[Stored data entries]
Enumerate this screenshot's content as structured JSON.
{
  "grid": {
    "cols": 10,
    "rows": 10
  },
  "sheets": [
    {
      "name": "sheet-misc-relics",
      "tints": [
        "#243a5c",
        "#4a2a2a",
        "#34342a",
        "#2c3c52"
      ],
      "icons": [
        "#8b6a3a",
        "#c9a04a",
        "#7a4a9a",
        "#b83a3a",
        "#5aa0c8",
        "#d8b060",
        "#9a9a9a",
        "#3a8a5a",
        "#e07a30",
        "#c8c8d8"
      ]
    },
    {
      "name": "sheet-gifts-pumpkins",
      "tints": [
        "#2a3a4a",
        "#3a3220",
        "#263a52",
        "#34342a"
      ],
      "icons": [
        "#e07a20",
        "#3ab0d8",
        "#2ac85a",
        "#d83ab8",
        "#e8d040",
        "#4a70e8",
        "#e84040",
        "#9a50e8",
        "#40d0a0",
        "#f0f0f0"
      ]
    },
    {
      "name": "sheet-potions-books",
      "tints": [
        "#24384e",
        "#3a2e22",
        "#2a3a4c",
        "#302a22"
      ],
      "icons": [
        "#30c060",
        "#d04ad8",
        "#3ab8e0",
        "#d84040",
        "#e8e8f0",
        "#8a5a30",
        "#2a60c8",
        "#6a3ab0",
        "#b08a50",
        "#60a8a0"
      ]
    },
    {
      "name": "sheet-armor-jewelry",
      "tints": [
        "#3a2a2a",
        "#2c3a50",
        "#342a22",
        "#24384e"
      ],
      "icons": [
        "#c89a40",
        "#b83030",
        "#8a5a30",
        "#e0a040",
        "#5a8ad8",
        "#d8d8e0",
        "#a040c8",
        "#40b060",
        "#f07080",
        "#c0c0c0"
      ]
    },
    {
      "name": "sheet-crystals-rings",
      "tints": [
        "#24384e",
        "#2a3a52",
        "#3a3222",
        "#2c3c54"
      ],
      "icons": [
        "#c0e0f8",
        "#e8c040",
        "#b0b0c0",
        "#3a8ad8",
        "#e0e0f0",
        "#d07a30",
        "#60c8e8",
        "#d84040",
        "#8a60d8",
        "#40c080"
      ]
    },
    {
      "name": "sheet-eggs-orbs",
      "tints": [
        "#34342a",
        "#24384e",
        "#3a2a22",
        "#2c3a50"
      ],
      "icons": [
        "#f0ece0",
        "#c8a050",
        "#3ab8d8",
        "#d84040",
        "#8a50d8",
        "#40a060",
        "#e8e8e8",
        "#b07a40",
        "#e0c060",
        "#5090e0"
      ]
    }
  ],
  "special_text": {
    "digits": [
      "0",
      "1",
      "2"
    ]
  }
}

▶ [Exercise] Emit the full listing verbatim.

▶ [Output of the task]
Enumerate this screenshot's content as structured JSON.
{
  "grid": {
    "cols": 10,
    "rows": 10
  },
  "sheets": [
    {
      "name": "sheet-misc-relics",
      "tints": [
        "#243a5c",
        "#4a2a2a",
        "#34342a",
        "#2c3c52"
      ],
      "icons": [
        "#8b6a3a",
        "#c9a04a",
        "#7a4a9a",
        "#b83a3a",
        "#5aa0c8",
        "#d8b060",
        "#9a9a9a",
        "#3a8a5a",
        "#e07a30",
        "#c8c8d8"
      ]
    },
    {
      "name": "sheet-gifts-pumpkins",
      "tints": [
        "#2a3a4a",
        "#3a3220",
        "#263a52",
        "#34342a"
      ],
      "icons": [
        "#e07a20",
        "#3ab0d8",
        "#2ac85a",
        "#d83ab8",
        "#e8d040",
        "#4a70e8",
        "#e84040",
        "#9a50e8",
        "#40d0a0",
        "#f0f0f0"
      ]
    },
    {
      "name": "sheet-potions-books",
      "tints": [
        "#24384e",
        "#3a2e22",
        "#2a3a4c",
        "#302a22"
      ],
      "icons": [
        "#30c060",
        "#d04ad8",
        "#3ab8e0",
        "#d84040",
        "#e8e8f0",
        "#8a5a30",
        "#2a60c8",
        "#6a3ab0",
        "#b08a50",
        "#60a8a0"
      ]
    },
    {
      "name": "sheet-armor-jewelry",
      "tints": [
        "#3a2a2a",
        "#2c3a50",
        "#342a22",
        "#24384e"
      ],
      "icons": [
        "#c89a40",
        "#b83030",
        "#8a5a30",
        "#e0a040",
        "#5a8ad8",
        "#d8d8e0",
        "#a040c8",
        "#40b060",
        "#f07080",
        "#c0c0c0"
      ]
    },
    {
      "name": "sheet-crystals-rings",
      "tints": [
        "#24384e",
        "#2a3a52",
        "#3a3222",
        "#2c3c54"
      ],
      "icons": [
        "#c0e0f8",
        "#e8c040",
        "#b0b0c0",
        "#3a8ad8",
        "#e0e0f0",
        "#d07a30",
        "#60c8e8",
        "#d84040",
        "#8a60d8",
        "#40c080"
      ]
    },
    {
      "name": "sheet-eggs-orbs",
      "tints": [
        "#34342a",
        "#24384e",
        "#3a2a22",
        "#2c3a50"
      ],
      "icons": [
        "#f0ece0",
        "#c8a050",
        "#3ab8d8",
        "#d84040",
        "#8a50d8",
        "#40a060",
        "#e8e8e8",
        "#b07a40",
        "#e0c060",
        "#5090e0"
      ]
    }
  ],
  "special_text": {
    "digits": [
      "0",
      "1",
      "2"
    ]
  }
}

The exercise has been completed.